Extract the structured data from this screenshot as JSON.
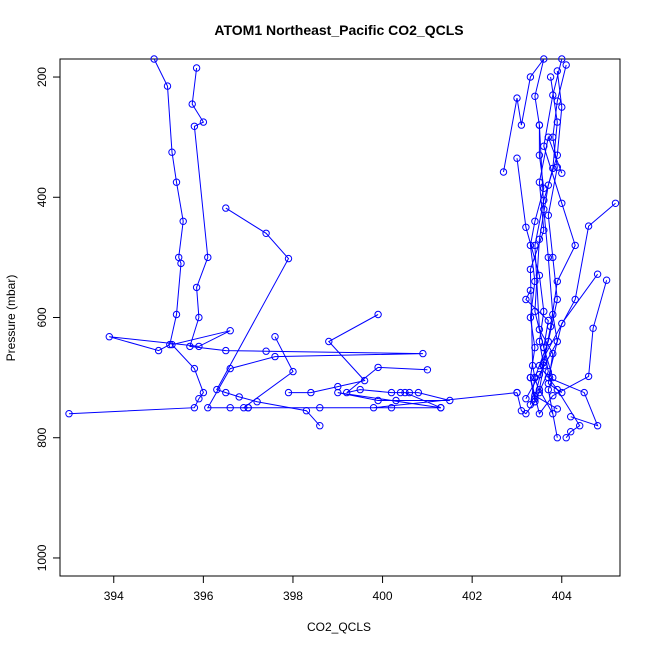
{
  "chart_data": {
    "type": "line",
    "title": "ATOM1 Northeast_Pacific CO2_QCLS",
    "xlabel": "CO2_QCLS",
    "ylabel": "Pressure (mbar)",
    "xlim": [
      392.8,
      405.3
    ],
    "ylim": [
      1030,
      170
    ],
    "y_reversed": true,
    "xticks": [
      394,
      396,
      398,
      400,
      402,
      404
    ],
    "yticks": [
      200,
      400,
      600,
      800,
      1000
    ],
    "grid": false,
    "line_color": "#0000ff",
    "marker": "open-circle",
    "series": [
      {
        "points": [
          [
            394.9,
            170
          ],
          [
            395.2,
            215
          ],
          [
            395.3,
            325
          ],
          [
            395.4,
            375
          ],
          [
            395.55,
            440
          ],
          [
            395.45,
            500
          ],
          [
            395.5,
            510
          ],
          [
            395.4,
            595
          ],
          [
            395.25,
            645
          ],
          [
            395.0,
            655
          ],
          [
            393.9,
            632
          ],
          [
            395.9,
            648
          ],
          [
            396.6,
            622
          ],
          [
            395.3,
            645
          ],
          [
            395.8,
            685
          ],
          [
            396.0,
            725
          ],
          [
            395.9,
            735
          ],
          [
            395.8,
            750
          ],
          [
            393.0,
            760
          ]
        ]
      },
      {
        "points": [
          [
            395.85,
            185
          ],
          [
            395.75,
            245
          ],
          [
            396.0,
            275
          ],
          [
            395.8,
            282
          ],
          [
            396.1,
            500
          ],
          [
            395.85,
            550
          ],
          [
            395.9,
            600
          ],
          [
            395.7,
            648
          ],
          [
            396.5,
            655
          ],
          [
            397.4,
            656
          ],
          [
            400.9,
            660
          ],
          [
            397.6,
            665
          ],
          [
            396.6,
            685
          ],
          [
            396.1,
            750
          ],
          [
            396.6,
            750
          ],
          [
            397.0,
            750
          ],
          [
            397.0,
            750
          ]
        ]
      },
      {
        "points": [
          [
            396.5,
            418
          ],
          [
            397.4,
            460
          ],
          [
            397.9,
            502
          ],
          [
            396.3,
            720
          ],
          [
            396.5,
            725
          ],
          [
            396.8,
            732
          ],
          [
            397.2,
            740
          ],
          [
            398.3,
            755
          ],
          [
            398.6,
            780
          ]
        ]
      },
      {
        "points": [
          [
            397.6,
            632
          ],
          [
            398.0,
            690
          ],
          [
            396.9,
            750
          ],
          [
            398.6,
            750
          ],
          [
            401.3,
            750
          ],
          [
            400.2,
            750
          ],
          [
            399.8,
            750
          ],
          [
            403.0,
            725
          ]
        ]
      },
      {
        "points": [
          [
            399.9,
            595
          ],
          [
            398.8,
            640
          ],
          [
            399.6,
            705
          ],
          [
            399.0,
            715
          ],
          [
            398.4,
            725
          ],
          [
            397.9,
            725
          ]
        ]
      },
      {
        "points": [
          [
            401.0,
            687
          ],
          [
            399.9,
            683
          ],
          [
            399.2,
            725
          ],
          [
            399.5,
            720
          ],
          [
            400.2,
            725
          ],
          [
            400.4,
            725
          ],
          [
            400.6,
            725
          ],
          [
            400.8,
            725
          ],
          [
            401.5,
            738
          ],
          [
            400.3,
            738
          ],
          [
            399.9,
            738
          ],
          [
            399.0,
            725
          ],
          [
            401.3,
            750
          ],
          [
            400.5,
            725
          ]
        ]
      },
      {
        "points": [
          [
            402.7,
            358
          ],
          [
            403.0,
            235
          ],
          [
            403.1,
            280
          ],
          [
            403.3,
            200
          ],
          [
            403.6,
            170
          ],
          [
            403.4,
            232
          ],
          [
            403.5,
            280
          ],
          [
            403.5,
            330
          ],
          [
            403.6,
            385
          ],
          [
            403.4,
            440
          ],
          [
            403.3,
            480
          ],
          [
            403.4,
            540
          ],
          [
            403.3,
            600
          ],
          [
            403.4,
            650
          ],
          [
            403.3,
            700
          ],
          [
            403.4,
            740
          ],
          [
            403.2,
            760
          ],
          [
            403.1,
            755
          ],
          [
            403.0,
            725
          ]
        ]
      },
      {
        "points": [
          [
            403.0,
            335
          ],
          [
            403.2,
            450
          ],
          [
            403.5,
            530
          ],
          [
            403.6,
            590
          ],
          [
            403.5,
            640
          ],
          [
            403.6,
            680
          ],
          [
            403.5,
            720
          ],
          [
            403.8,
            760
          ]
        ]
      },
      {
        "points": [
          [
            403.3,
            555
          ],
          [
            403.2,
            570
          ],
          [
            403.7,
            605
          ],
          [
            403.6,
            650
          ],
          [
            403.8,
            700
          ],
          [
            403.7,
            720
          ],
          [
            403.9,
            800
          ]
        ]
      },
      {
        "points": [
          [
            403.5,
            280
          ],
          [
            403.6,
            420
          ],
          [
            403.7,
            500
          ],
          [
            403.8,
            595
          ],
          [
            403.9,
            640
          ],
          [
            403.5,
            695
          ],
          [
            403.2,
            735
          ]
        ]
      },
      {
        "points": [
          [
            403.75,
            200
          ],
          [
            403.9,
            275
          ],
          [
            403.8,
            352
          ],
          [
            403.7,
            380
          ],
          [
            403.5,
            470
          ],
          [
            403.4,
            590
          ],
          [
            403.6,
            650
          ],
          [
            403.7,
            690
          ],
          [
            403.4,
            740
          ]
        ]
      },
      {
        "points": [
          [
            403.9,
            190
          ],
          [
            404.0,
            250
          ],
          [
            403.9,
            330
          ],
          [
            403.6,
            405
          ],
          [
            403.4,
            480
          ],
          [
            403.5,
            620
          ],
          [
            403.8,
            660
          ],
          [
            403.7,
            710
          ],
          [
            404.0,
            725
          ]
        ]
      },
      {
        "points": [
          [
            404.0,
            170
          ],
          [
            403.8,
            230
          ],
          [
            403.6,
            315
          ],
          [
            404.0,
            410
          ],
          [
            404.3,
            480
          ],
          [
            403.9,
            540
          ],
          [
            403.75,
            615
          ],
          [
            403.6,
            675
          ],
          [
            403.4,
            730
          ],
          [
            403.9,
            752
          ]
        ]
      },
      {
        "points": [
          [
            404.1,
            180
          ],
          [
            403.9,
            240
          ],
          [
            403.8,
            300
          ],
          [
            403.9,
            350
          ],
          [
            403.7,
            430
          ],
          [
            403.8,
            500
          ],
          [
            403.9,
            570
          ],
          [
            403.7,
            640
          ],
          [
            403.4,
            700
          ],
          [
            403.3,
            745
          ]
        ]
      },
      {
        "points": [
          [
            405.2,
            410
          ],
          [
            404.6,
            448
          ],
          [
            404.3,
            570
          ],
          [
            403.5,
            680
          ],
          [
            403.9,
            720
          ],
          [
            404.4,
            780
          ],
          [
            404.2,
            790
          ],
          [
            404.1,
            800
          ]
        ]
      },
      {
        "points": [
          [
            404.8,
            528
          ],
          [
            404.0,
            610
          ],
          [
            403.7,
            700
          ],
          [
            404.5,
            725
          ],
          [
            404.8,
            780
          ],
          [
            404.2,
            765
          ]
        ]
      },
      {
        "points": [
          [
            405.0,
            538
          ],
          [
            404.7,
            618
          ],
          [
            404.6,
            698
          ],
          [
            403.8,
            730
          ],
          [
            403.5,
            760
          ],
          [
            403.3,
            700
          ],
          [
            403.4,
            735
          ]
        ]
      },
      {
        "points": [
          [
            404.0,
            360
          ],
          [
            403.7,
            300
          ],
          [
            403.5,
            375
          ],
          [
            403.6,
            455
          ],
          [
            403.3,
            520
          ],
          [
            403.35,
            680
          ],
          [
            403.4,
            700
          ],
          [
            403.5,
            725
          ]
        ]
      }
    ]
  }
}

== == ==

* [Written task]
Every entry above is to be set down exactly; the pictures are to be left out.

* [Response to this task]
Extract the structured data from this screenshot as JSON.
{
  "chart_data": {
    "type": "line",
    "title": "ATOM1 Northeast_Pacific CO2_QCLS",
    "xlabel": "CO2_QCLS",
    "ylabel": "Pressure (mbar)",
    "xlim": [
      392.8,
      405.3
    ],
    "ylim": [
      1030,
      170
    ],
    "y_reversed": true,
    "xticks": [
      394,
      396,
      398,
      400,
      402,
      404
    ],
    "yticks": [
      200,
      400,
      600,
      800,
      1000
    ],
    "grid": false,
    "line_color": "#0000ff",
    "marker": "open-circle",
    "series": [
      {
        "points": [
          [
            394.9,
            170
          ],
          [
            395.2,
            215
          ],
          [
            395.3,
            325
          ],
          [
            395.4,
            375
          ],
          [
            395.55,
            440
          ],
          [
            395.45,
            500
          ],
          [
            395.5,
            510
          ],
          [
            395.4,
            595
          ],
          [
            395.25,
            645
          ],
          [
            395.0,
            655
          ],
          [
            393.9,
            632
          ],
          [
            395.9,
            648
          ],
          [
            396.6,
            622
          ],
          [
            395.3,
            645
          ],
          [
            395.8,
            685
          ],
          [
            396.0,
            725
          ],
          [
            395.9,
            735
          ],
          [
            395.8,
            750
          ],
          [
            393.0,
            760
          ]
        ]
      },
      {
        "points": [
          [
            395.85,
            185
          ],
          [
            395.75,
            245
          ],
          [
            396.0,
            275
          ],
          [
            395.8,
            282
          ],
          [
            396.1,
            500
          ],
          [
            395.85,
            550
          ],
          [
            395.9,
            600
          ],
          [
            395.7,
            648
          ],
          [
            396.5,
            655
          ],
          [
            397.4,
            656
          ],
          [
            400.9,
            660
          ],
          [
            397.6,
            665
          ],
          [
            396.6,
            685
          ],
          [
            396.1,
            750
          ],
          [
            396.6,
            750
          ],
          [
            397.0,
            750
          ],
          [
            397.0,
            750
          ]
        ]
      },
      {
        "points": [
          [
            396.5,
            418
          ],
          [
            397.4,
            460
          ],
          [
            397.9,
            502
          ],
          [
            396.3,
            720
          ],
          [
            396.5,
            725
          ],
          [
            396.8,
            732
          ],
          [
            397.2,
            740
          ],
          [
            398.3,
            755
          ],
          [
            398.6,
            780
          ]
        ]
      },
      {
        "points": [
          [
            397.6,
            632
          ],
          [
            398.0,
            690
          ],
          [
            396.9,
            750
          ],
          [
            398.6,
            750
          ],
          [
            401.3,
            750
          ],
          [
            400.2,
            750
          ],
          [
            399.8,
            750
          ],
          [
            403.0,
            725
          ]
        ]
      },
      {
        "points": [
          [
            399.9,
            595
          ],
          [
            398.8,
            640
          ],
          [
            399.6,
            705
          ],
          [
            399.0,
            715
          ],
          [
            398.4,
            725
          ],
          [
            397.9,
            725
          ]
        ]
      },
      {
        "points": [
          [
            401.0,
            687
          ],
          [
            399.9,
            683
          ],
          [
            399.2,
            725
          ],
          [
            399.5,
            720
          ],
          [
            400.2,
            725
          ],
          [
            400.4,
            725
          ],
          [
            400.6,
            725
          ],
          [
            400.8,
            725
          ],
          [
            401.5,
            738
          ],
          [
            400.3,
            738
          ],
          [
            399.9,
            738
          ],
          [
            399.0,
            725
          ],
          [
            401.3,
            750
          ],
          [
            400.5,
            725
          ]
        ]
      },
      {
        "points": [
          [
            402.7,
            358
          ],
          [
            403.0,
            235
          ],
          [
            403.1,
            280
          ],
          [
            403.3,
            200
          ],
          [
            403.6,
            170
          ],
          [
            403.4,
            232
          ],
          [
            403.5,
            280
          ],
          [
            403.5,
            330
          ],
          [
            403.6,
            385
          ],
          [
            403.4,
            440
          ],
          [
            403.3,
            480
          ],
          [
            403.4,
            540
          ],
          [
            403.3,
            600
          ],
          [
            403.4,
            650
          ],
          [
            403.3,
            700
          ],
          [
            403.4,
            740
          ],
          [
            403.2,
            760
          ],
          [
            403.1,
            755
          ],
          [
            403.0,
            725
          ]
        ]
      },
      {
        "points": [
          [
            403.0,
            335
          ],
          [
            403.2,
            450
          ],
          [
            403.5,
            530
          ],
          [
            403.6,
            590
          ],
          [
            403.5,
            640
          ],
          [
            403.6,
            680
          ],
          [
            403.5,
            720
          ],
          [
            403.8,
            760
          ]
        ]
      },
      {
        "points": [
          [
            403.3,
            555
          ],
          [
            403.2,
            570
          ],
          [
            403.7,
            605
          ],
          [
            403.6,
            650
          ],
          [
            403.8,
            700
          ],
          [
            403.7,
            720
          ],
          [
            403.9,
            800
          ]
        ]
      },
      {
        "points": [
          [
            403.5,
            280
          ],
          [
            403.6,
            420
          ],
          [
            403.7,
            500
          ],
          [
            403.8,
            595
          ],
          [
            403.9,
            640
          ],
          [
            403.5,
            695
          ],
          [
            403.2,
            735
          ]
        ]
      },
      {
        "points": [
          [
            403.75,
            200
          ],
          [
            403.9,
            275
          ],
          [
            403.8,
            352
          ],
          [
            403.7,
            380
          ],
          [
            403.5,
            470
          ],
          [
            403.4,
            590
          ],
          [
            403.6,
            650
          ],
          [
            403.7,
            690
          ],
          [
            403.4,
            740
          ]
        ]
      },
      {
        "points": [
          [
            403.9,
            190
          ],
          [
            404.0,
            250
          ],
          [
            403.9,
            330
          ],
          [
            403.6,
            405
          ],
          [
            403.4,
            480
          ],
          [
            403.5,
            620
          ],
          [
            403.8,
            660
          ],
          [
            403.7,
            710
          ],
          [
            404.0,
            725
          ]
        ]
      },
      {
        "points": [
          [
            404.0,
            170
          ],
          [
            403.8,
            230
          ],
          [
            403.6,
            315
          ],
          [
            404.0,
            410
          ],
          [
            404.3,
            480
          ],
          [
            403.9,
            540
          ],
          [
            403.75,
            615
          ],
          [
            403.6,
            675
          ],
          [
            403.4,
            730
          ],
          [
            403.9,
            752
          ]
        ]
      },
      {
        "points": [
          [
            404.1,
            180
          ],
          [
            403.9,
            240
          ],
          [
            403.8,
            300
          ],
          [
            403.9,
            350
          ],
          [
            403.7,
            430
          ],
          [
            403.8,
            500
          ],
          [
            403.9,
            570
          ],
          [
            403.7,
            640
          ],
          [
            403.4,
            700
          ],
          [
            403.3,
            745
          ]
        ]
      },
      {
        "points": [
          [
            405.2,
            410
          ],
          [
            404.6,
            448
          ],
          [
            404.3,
            570
          ],
          [
            403.5,
            680
          ],
          [
            403.9,
            720
          ],
          [
            404.4,
            780
          ],
          [
            404.2,
            790
          ],
          [
            404.1,
            800
          ]
        ]
      },
      {
        "points": [
          [
            404.8,
            528
          ],
          [
            404.0,
            610
          ],
          [
            403.7,
            700
          ],
          [
            404.5,
            725
          ],
          [
            404.8,
            780
          ],
          [
            404.2,
            765
          ]
        ]
      },
      {
        "points": [
          [
            405.0,
            538
          ],
          [
            404.7,
            618
          ],
          [
            404.6,
            698
          ],
          [
            403.8,
            730
          ],
          [
            403.5,
            760
          ],
          [
            403.3,
            700
          ],
          [
            403.4,
            735
          ]
        ]
      },
      {
        "points": [
          [
            404.0,
            360
          ],
          [
            403.7,
            300
          ],
          [
            403.5,
            375
          ],
          [
            403.6,
            455
          ],
          [
            403.3,
            520
          ],
          [
            403.35,
            680
          ],
          [
            403.4,
            700
          ],
          [
            403.5,
            725
          ]
        ]
      }
    ]
  }
}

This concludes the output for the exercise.